**RECORDS PROVIDED**

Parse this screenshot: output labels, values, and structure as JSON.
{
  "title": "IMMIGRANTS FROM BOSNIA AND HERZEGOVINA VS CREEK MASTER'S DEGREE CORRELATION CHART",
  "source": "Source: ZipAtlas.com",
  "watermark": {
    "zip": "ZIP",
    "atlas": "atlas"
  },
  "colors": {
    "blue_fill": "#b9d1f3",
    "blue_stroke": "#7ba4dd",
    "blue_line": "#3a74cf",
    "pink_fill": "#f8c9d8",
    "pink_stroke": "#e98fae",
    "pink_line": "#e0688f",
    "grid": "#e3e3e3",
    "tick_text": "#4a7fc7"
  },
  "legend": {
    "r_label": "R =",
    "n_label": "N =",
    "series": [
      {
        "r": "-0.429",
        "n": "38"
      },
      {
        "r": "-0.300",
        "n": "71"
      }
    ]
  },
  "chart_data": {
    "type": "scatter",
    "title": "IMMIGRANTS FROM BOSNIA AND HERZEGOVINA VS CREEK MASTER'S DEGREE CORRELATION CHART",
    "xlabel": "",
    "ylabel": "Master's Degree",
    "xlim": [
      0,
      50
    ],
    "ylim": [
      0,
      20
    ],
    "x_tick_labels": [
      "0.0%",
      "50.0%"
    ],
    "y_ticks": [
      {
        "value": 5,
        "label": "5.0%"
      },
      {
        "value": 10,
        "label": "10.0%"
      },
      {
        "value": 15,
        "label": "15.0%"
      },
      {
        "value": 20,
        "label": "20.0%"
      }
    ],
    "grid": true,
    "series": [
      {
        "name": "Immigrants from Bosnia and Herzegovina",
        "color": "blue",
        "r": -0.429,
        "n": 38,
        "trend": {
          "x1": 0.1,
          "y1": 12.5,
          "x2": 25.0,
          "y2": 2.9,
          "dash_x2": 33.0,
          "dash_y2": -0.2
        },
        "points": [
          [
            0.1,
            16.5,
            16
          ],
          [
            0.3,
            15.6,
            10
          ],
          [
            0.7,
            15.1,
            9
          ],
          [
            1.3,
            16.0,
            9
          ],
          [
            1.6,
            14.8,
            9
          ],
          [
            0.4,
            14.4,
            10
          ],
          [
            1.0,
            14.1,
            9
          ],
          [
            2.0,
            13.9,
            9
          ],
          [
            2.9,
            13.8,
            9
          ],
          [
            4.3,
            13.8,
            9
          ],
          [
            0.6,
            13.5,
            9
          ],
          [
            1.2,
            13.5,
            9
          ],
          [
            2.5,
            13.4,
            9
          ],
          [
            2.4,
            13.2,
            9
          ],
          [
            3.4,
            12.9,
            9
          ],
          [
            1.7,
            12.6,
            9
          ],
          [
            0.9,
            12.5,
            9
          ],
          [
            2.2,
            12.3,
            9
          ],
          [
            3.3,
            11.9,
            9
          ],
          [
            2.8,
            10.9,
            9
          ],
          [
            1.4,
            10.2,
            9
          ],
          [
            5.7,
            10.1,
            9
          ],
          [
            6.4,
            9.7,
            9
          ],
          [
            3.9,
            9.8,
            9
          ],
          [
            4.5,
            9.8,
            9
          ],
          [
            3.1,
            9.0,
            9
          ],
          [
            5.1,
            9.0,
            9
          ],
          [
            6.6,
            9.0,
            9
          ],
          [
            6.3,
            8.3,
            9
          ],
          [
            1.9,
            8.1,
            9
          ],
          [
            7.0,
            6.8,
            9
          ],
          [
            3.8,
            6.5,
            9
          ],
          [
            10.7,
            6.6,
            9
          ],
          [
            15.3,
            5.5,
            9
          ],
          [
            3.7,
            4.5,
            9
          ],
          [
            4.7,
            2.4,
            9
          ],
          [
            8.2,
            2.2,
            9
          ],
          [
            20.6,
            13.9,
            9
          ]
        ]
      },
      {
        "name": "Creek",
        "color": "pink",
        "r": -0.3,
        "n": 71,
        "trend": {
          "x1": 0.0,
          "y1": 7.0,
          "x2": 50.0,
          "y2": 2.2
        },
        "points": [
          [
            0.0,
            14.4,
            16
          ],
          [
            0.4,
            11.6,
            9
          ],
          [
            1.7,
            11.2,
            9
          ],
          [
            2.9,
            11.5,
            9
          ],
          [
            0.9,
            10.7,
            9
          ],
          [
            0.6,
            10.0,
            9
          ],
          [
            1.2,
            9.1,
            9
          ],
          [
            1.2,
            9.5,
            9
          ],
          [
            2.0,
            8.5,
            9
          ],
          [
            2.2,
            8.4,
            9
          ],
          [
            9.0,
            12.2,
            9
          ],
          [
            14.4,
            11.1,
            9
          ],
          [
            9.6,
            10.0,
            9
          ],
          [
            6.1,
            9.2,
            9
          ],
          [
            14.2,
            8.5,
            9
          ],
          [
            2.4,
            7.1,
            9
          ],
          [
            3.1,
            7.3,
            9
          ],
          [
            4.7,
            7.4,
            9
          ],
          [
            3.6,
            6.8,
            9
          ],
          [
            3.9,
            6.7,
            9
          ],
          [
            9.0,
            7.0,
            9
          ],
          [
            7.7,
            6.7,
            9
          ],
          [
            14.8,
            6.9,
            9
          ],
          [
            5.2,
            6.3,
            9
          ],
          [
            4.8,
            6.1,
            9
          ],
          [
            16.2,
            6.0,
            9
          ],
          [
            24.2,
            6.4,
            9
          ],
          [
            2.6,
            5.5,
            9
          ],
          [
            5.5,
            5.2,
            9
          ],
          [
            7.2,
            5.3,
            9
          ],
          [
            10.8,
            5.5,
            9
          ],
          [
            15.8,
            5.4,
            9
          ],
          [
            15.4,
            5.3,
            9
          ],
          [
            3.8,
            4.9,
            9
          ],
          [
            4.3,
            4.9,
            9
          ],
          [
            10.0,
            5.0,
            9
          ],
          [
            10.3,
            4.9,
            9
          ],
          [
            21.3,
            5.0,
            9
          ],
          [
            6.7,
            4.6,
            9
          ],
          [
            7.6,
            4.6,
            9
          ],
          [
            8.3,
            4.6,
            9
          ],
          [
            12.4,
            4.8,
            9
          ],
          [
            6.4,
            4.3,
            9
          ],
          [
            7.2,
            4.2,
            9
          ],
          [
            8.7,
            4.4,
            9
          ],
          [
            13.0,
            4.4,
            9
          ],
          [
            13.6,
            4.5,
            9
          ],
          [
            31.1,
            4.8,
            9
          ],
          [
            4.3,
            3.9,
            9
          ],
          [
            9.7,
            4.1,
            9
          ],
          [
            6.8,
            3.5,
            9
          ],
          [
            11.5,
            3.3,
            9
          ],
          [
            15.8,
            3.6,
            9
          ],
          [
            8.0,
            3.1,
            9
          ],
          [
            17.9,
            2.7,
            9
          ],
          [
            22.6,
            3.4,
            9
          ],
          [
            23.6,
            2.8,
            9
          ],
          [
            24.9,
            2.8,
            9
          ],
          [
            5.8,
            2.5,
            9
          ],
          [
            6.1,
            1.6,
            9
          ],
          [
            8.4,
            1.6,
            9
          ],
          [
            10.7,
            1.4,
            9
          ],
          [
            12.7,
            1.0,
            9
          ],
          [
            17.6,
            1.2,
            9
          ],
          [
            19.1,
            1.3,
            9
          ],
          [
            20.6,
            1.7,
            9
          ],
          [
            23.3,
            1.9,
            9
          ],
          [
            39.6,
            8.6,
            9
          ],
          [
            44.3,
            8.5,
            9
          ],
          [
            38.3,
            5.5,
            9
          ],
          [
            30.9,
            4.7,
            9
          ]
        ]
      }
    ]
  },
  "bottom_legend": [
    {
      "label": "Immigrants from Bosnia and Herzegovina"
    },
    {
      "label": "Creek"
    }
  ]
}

**SHORT EXERCISE**
Copy out all of the lines above exactly.

**FINAL RESULT**
Parse this screenshot: output labels, values, and structure as JSON.
{
  "title": "IMMIGRANTS FROM BOSNIA AND HERZEGOVINA VS CREEK MASTER'S DEGREE CORRELATION CHART",
  "source": "Source: ZipAtlas.com",
  "watermark": {
    "zip": "ZIP",
    "atlas": "atlas"
  },
  "colors": {
    "blue_fill": "#b9d1f3",
    "blue_stroke": "#7ba4dd",
    "blue_line": "#3a74cf",
    "pink_fill": "#f8c9d8",
    "pink_stroke": "#e98fae",
    "pink_line": "#e0688f",
    "grid": "#e3e3e3",
    "tick_text": "#4a7fc7"
  },
  "legend": {
    "r_label": "R =",
    "n_label": "N =",
    "series": [
      {
        "r": "-0.429",
        "n": "38"
      },
      {
        "r": "-0.300",
        "n": "71"
      }
    ]
  },
  "chart_data": {
    "type": "scatter",
    "title": "IMMIGRANTS FROM BOSNIA AND HERZEGOVINA VS CREEK MASTER'S DEGREE CORRELATION CHART",
    "xlabel": "",
    "ylabel": "Master's Degree",
    "xlim": [
      0,
      50
    ],
    "ylim": [
      0,
      20
    ],
    "x_tick_labels": [
      "0.0%",
      "50.0%"
    ],
    "y_ticks": [
      {
        "value": 5,
        "label": "5.0%"
      },
      {
        "value": 10,
        "label": "10.0%"
      },
      {
        "value": 15,
        "label": "15.0%"
      },
      {
        "value": 20,
        "label": "20.0%"
      }
    ],
    "grid": true,
    "series": [
      {
        "name": "Immigrants from Bosnia and Herzegovina",
        "color": "blue",
        "r": -0.429,
        "n": 38,
        "trend": {
          "x1": 0.1,
          "y1": 12.5,
          "x2": 25.0,
          "y2": 2.9,
          "dash_x2": 33.0,
          "dash_y2": -0.2
        },
        "points": [
          [
            0.1,
            16.5,
            16
          ],
          [
            0.3,
            15.6,
            10
          ],
          [
            0.7,
            15.1,
            9
          ],
          [
            1.3,
            16.0,
            9
          ],
          [
            1.6,
            14.8,
            9
          ],
          [
            0.4,
            14.4,
            10
          ],
          [
            1.0,
            14.1,
            9
          ],
          [
            2.0,
            13.9,
            9
          ],
          [
            2.9,
            13.8,
            9
          ],
          [
            4.3,
            13.8,
            9
          ],
          [
            0.6,
            13.5,
            9
          ],
          [
            1.2,
            13.5,
            9
          ],
          [
            2.5,
            13.4,
            9
          ],
          [
            2.4,
            13.2,
            9
          ],
          [
            3.4,
            12.9,
            9
          ],
          [
            1.7,
            12.6,
            9
          ],
          [
            0.9,
            12.5,
            9
          ],
          [
            2.2,
            12.3,
            9
          ],
          [
            3.3,
            11.9,
            9
          ],
          [
            2.8,
            10.9,
            9
          ],
          [
            1.4,
            10.2,
            9
          ],
          [
            5.7,
            10.1,
            9
          ],
          [
            6.4,
            9.7,
            9
          ],
          [
            3.9,
            9.8,
            9
          ],
          [
            4.5,
            9.8,
            9
          ],
          [
            3.1,
            9.0,
            9
          ],
          [
            5.1,
            9.0,
            9
          ],
          [
            6.6,
            9.0,
            9
          ],
          [
            6.3,
            8.3,
            9
          ],
          [
            1.9,
            8.1,
            9
          ],
          [
            7.0,
            6.8,
            9
          ],
          [
            3.8,
            6.5,
            9
          ],
          [
            10.7,
            6.6,
            9
          ],
          [
            15.3,
            5.5,
            9
          ],
          [
            3.7,
            4.5,
            9
          ],
          [
            4.7,
            2.4,
            9
          ],
          [
            8.2,
            2.2,
            9
          ],
          [
            20.6,
            13.9,
            9
          ]
        ]
      },
      {
        "name": "Creek",
        "color": "pink",
        "r": -0.3,
        "n": 71,
        "trend": {
          "x1": 0.0,
          "y1": 7.0,
          "x2": 50.0,
          "y2": 2.2
        },
        "points": [
          [
            0.0,
            14.4,
            16
          ],
          [
            0.4,
            11.6,
            9
          ],
          [
            1.7,
            11.2,
            9
          ],
          [
            2.9,
            11.5,
            9
          ],
          [
            0.9,
            10.7,
            9
          ],
          [
            0.6,
            10.0,
            9
          ],
          [
            1.2,
            9.1,
            9
          ],
          [
            1.2,
            9.5,
            9
          ],
          [
            2.0,
            8.5,
            9
          ],
          [
            2.2,
            8.4,
            9
          ],
          [
            9.0,
            12.2,
            9
          ],
          [
            14.4,
            11.1,
            9
          ],
          [
            9.6,
            10.0,
            9
          ],
          [
            6.1,
            9.2,
            9
          ],
          [
            14.2,
            8.5,
            9
          ],
          [
            2.4,
            7.1,
            9
          ],
          [
            3.1,
            7.3,
            9
          ],
          [
            4.7,
            7.4,
            9
          ],
          [
            3.6,
            6.8,
            9
          ],
          [
            3.9,
            6.7,
            9
          ],
          [
            9.0,
            7.0,
            9
          ],
          [
            7.7,
            6.7,
            9
          ],
          [
            14.8,
            6.9,
            9
          ],
          [
            5.2,
            6.3,
            9
          ],
          [
            4.8,
            6.1,
            9
          ],
          [
            16.2,
            6.0,
            9
          ],
          [
            24.2,
            6.4,
            9
          ],
          [
            2.6,
            5.5,
            9
          ],
          [
            5.5,
            5.2,
            9
          ],
          [
            7.2,
            5.3,
            9
          ],
          [
            10.8,
            5.5,
            9
          ],
          [
            15.8,
            5.4,
            9
          ],
          [
            15.4,
            5.3,
            9
          ],
          [
            3.8,
            4.9,
            9
          ],
          [
            4.3,
            4.9,
            9
          ],
          [
            10.0,
            5.0,
            9
          ],
          [
            10.3,
            4.9,
            9
          ],
          [
            21.3,
            5.0,
            9
          ],
          [
            6.7,
            4.6,
            9
          ],
          [
            7.6,
            4.6,
            9
          ],
          [
            8.3,
            4.6,
            9
          ],
          [
            12.4,
            4.8,
            9
          ],
          [
            6.4,
            4.3,
            9
          ],
          [
            7.2,
            4.2,
            9
          ],
          [
            8.7,
            4.4,
            9
          ],
          [
            13.0,
            4.4,
            9
          ],
          [
            13.6,
            4.5,
            9
          ],
          [
            31.1,
            4.8,
            9
          ],
          [
            4.3,
            3.9,
            9
          ],
          [
            9.7,
            4.1,
            9
          ],
          [
            6.8,
            3.5,
            9
          ],
          [
            11.5,
            3.3,
            9
          ],
          [
            15.8,
            3.6,
            9
          ],
          [
            8.0,
            3.1,
            9
          ],
          [
            17.9,
            2.7,
            9
          ],
          [
            22.6,
            3.4,
            9
          ],
          [
            23.6,
            2.8,
            9
          ],
          [
            24.9,
            2.8,
            9
          ],
          [
            5.8,
            2.5,
            9
          ],
          [
            6.1,
            1.6,
            9
          ],
          [
            8.4,
            1.6,
            9
          ],
          [
            10.7,
            1.4,
            9
          ],
          [
            12.7,
            1.0,
            9
          ],
          [
            17.6,
            1.2,
            9
          ],
          [
            19.1,
            1.3,
            9
          ],
          [
            20.6,
            1.7,
            9
          ],
          [
            23.3,
            1.9,
            9
          ],
          [
            39.6,
            8.6,
            9
          ],
          [
            44.3,
            8.5,
            9
          ],
          [
            38.3,
            5.5,
            9
          ],
          [
            30.9,
            4.7,
            9
          ]
        ]
      }
    ]
  },
  "bottom_legend": [
    {
      "label": "Immigrants from Bosnia and Herzegovina"
    },
    {
      "label": "Creek"
    }
  ]
}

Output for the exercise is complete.